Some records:

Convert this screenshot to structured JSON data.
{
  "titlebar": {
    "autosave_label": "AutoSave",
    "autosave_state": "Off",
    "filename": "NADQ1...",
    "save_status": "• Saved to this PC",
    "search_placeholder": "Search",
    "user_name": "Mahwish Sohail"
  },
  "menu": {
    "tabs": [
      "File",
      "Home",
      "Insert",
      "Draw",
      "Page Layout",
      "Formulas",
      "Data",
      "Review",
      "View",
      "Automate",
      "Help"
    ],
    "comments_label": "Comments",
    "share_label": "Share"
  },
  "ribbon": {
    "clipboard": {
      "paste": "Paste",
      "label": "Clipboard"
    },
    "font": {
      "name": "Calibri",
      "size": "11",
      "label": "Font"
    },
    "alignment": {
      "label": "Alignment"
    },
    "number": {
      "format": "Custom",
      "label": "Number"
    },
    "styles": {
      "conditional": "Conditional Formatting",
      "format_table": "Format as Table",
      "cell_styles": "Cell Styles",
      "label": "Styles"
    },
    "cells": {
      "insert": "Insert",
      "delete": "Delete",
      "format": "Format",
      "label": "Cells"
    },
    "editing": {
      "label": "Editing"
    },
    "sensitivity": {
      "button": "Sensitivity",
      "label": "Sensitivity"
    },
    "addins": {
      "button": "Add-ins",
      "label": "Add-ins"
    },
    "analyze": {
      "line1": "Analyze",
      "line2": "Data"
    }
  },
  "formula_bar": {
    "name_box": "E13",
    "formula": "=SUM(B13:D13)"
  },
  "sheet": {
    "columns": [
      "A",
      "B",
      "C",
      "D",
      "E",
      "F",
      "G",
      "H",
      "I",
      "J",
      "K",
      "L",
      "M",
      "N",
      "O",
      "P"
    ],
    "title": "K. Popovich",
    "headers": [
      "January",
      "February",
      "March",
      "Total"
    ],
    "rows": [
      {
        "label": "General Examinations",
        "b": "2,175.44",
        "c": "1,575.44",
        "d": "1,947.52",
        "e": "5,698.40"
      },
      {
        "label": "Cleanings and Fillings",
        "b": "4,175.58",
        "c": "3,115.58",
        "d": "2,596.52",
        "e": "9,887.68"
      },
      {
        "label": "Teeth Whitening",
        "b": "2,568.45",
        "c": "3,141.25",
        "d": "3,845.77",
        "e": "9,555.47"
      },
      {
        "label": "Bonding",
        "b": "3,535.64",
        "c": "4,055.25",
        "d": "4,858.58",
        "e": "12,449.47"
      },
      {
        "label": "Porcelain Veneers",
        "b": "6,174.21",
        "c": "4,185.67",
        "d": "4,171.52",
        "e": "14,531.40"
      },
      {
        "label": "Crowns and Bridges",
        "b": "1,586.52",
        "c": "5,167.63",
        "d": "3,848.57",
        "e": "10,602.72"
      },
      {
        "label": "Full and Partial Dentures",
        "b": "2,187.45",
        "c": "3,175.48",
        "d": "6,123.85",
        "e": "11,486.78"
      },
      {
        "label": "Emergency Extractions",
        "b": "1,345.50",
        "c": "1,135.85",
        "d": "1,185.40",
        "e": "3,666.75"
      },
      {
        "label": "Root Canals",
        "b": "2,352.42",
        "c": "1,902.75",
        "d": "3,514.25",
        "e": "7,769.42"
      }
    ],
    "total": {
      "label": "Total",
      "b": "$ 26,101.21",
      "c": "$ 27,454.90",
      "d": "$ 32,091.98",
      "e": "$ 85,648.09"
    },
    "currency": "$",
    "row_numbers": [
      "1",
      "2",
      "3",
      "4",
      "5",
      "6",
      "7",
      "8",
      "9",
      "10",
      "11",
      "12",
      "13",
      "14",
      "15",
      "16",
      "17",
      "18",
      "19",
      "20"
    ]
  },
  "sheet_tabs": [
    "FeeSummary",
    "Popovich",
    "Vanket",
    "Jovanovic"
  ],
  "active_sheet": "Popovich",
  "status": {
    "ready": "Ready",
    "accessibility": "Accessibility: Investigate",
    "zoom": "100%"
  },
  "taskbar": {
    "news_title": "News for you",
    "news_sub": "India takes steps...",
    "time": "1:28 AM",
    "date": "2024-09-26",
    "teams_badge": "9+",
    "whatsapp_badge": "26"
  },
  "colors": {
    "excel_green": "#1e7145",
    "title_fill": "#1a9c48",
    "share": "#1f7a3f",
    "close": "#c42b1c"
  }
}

To do -> Make an exact copy of the data above.

Output below ->
Convert this screenshot to structured JSON data.
{
  "titlebar": {
    "autosave_label": "AutoSave",
    "autosave_state": "Off",
    "filename": "NADQ1...",
    "save_status": "• Saved to this PC",
    "search_placeholder": "Search",
    "user_name": "Mahwish Sohail"
  },
  "menu": {
    "tabs": [
      "File",
      "Home",
      "Insert",
      "Draw",
      "Page Layout",
      "Formulas",
      "Data",
      "Review",
      "View",
      "Automate",
      "Help"
    ],
    "comments_label": "Comments",
    "share_label": "Share"
  },
  "ribbon": {
    "clipboard": {
      "paste": "Paste",
      "label": "Clipboard"
    },
    "font": {
      "name": "Calibri",
      "size": "11",
      "label": "Font"
    },
    "alignment": {
      "label": "Alignment"
    },
    "number": {
      "format": "Custom",
      "label": "Number"
    },
    "styles": {
      "conditional": "Conditional Formatting",
      "format_table": "Format as Table",
      "cell_styles": "Cell Styles",
      "label": "Styles"
    },
    "cells": {
      "insert": "Insert",
      "delete": "Delete",
      "format": "Format",
      "label": "Cells"
    },
    "editing": {
      "label": "Editing"
    },
    "sensitivity": {
      "button": "Sensitivity",
      "label": "Sensitivity"
    },
    "addins": {
      "button": "Add-ins",
      "label": "Add-ins"
    },
    "analyze": {
      "line1": "Analyze",
      "line2": "Data"
    }
  },
  "formula_bar": {
    "name_box": "E13",
    "formula": "=SUM(B13:D13)"
  },
  "sheet": {
    "columns": [
      "A",
      "B",
      "C",
      "D",
      "E",
      "F",
      "G",
      "H",
      "I",
      "J",
      "K",
      "L",
      "M",
      "N",
      "O",
      "P"
    ],
    "title": "K. Popovich",
    "headers": [
      "January",
      "February",
      "March",
      "Total"
    ],
    "rows": [
      {
        "label": "General Examinations",
        "b": "2,175.44",
        "c": "1,575.44",
        "d": "1,947.52",
        "e": "5,698.40"
      },
      {
        "label": "Cleanings and Fillings",
        "b": "4,175.58",
        "c": "3,115.58",
        "d": "2,596.52",
        "e": "9,887.68"
      },
      {
        "label": "Teeth Whitening",
        "b": "2,568.45",
        "c": "3,141.25",
        "d": "3,845.77",
        "e": "9,555.47"
      },
      {
        "label": "Bonding",
        "b": "3,535.64",
        "c": "4,055.25",
        "d": "4,858.58",
        "e": "12,449.47"
      },
      {
        "label": "Porcelain Veneers",
        "b": "6,174.21",
        "c": "4,185.67",
        "d": "4,171.52",
        "e": "14,531.40"
      },
      {
        "label": "Crowns and Bridges",
        "b": "1,586.52",
        "c": "5,167.63",
        "d": "3,848.57",
        "e": "10,602.72"
      },
      {
        "label": "Full and Partial Dentures",
        "b": "2,187.45",
        "c": "3,175.48",
        "d": "6,123.85",
        "e": "11,486.78"
      },
      {
        "label": "Emergency Extractions",
        "b": "1,345.50",
        "c": "1,135.85",
        "d": "1,185.40",
        "e": "3,666.75"
      },
      {
        "label": "Root Canals",
        "b": "2,352.42",
        "c": "1,902.75",
        "d": "3,514.25",
        "e": "7,769.42"
      }
    ],
    "total": {
      "label": "Total",
      "b": "$ 26,101.21",
      "c": "$ 27,454.90",
      "d": "$ 32,091.98",
      "e": "$ 85,648.09"
    },
    "currency": "$",
    "row_numbers": [
      "1",
      "2",
      "3",
      "4",
      "5",
      "6",
      "7",
      "8",
      "9",
      "10",
      "11",
      "12",
      "13",
      "14",
      "15",
      "16",
      "17",
      "18",
      "19",
      "20"
    ]
  },
  "sheet_tabs": [
    "FeeSummary",
    "Popovich",
    "Vanket",
    "Jovanovic"
  ],
  "active_sheet": "Popovich",
  "status": {
    "ready": "Ready",
    "accessibility": "Accessibility: Investigate",
    "zoom": "100%"
  },
  "taskbar": {
    "news_title": "News for you",
    "news_sub": "India takes steps...",
    "time": "1:28 AM",
    "date": "2024-09-26",
    "teams_badge": "9+",
    "whatsapp_badge": "26"
  },
  "colors": {
    "excel_green": "#1e7145",
    "title_fill": "#1a9c48",
    "share": "#1f7a3f",
    "close": "#c42b1c"
  }
}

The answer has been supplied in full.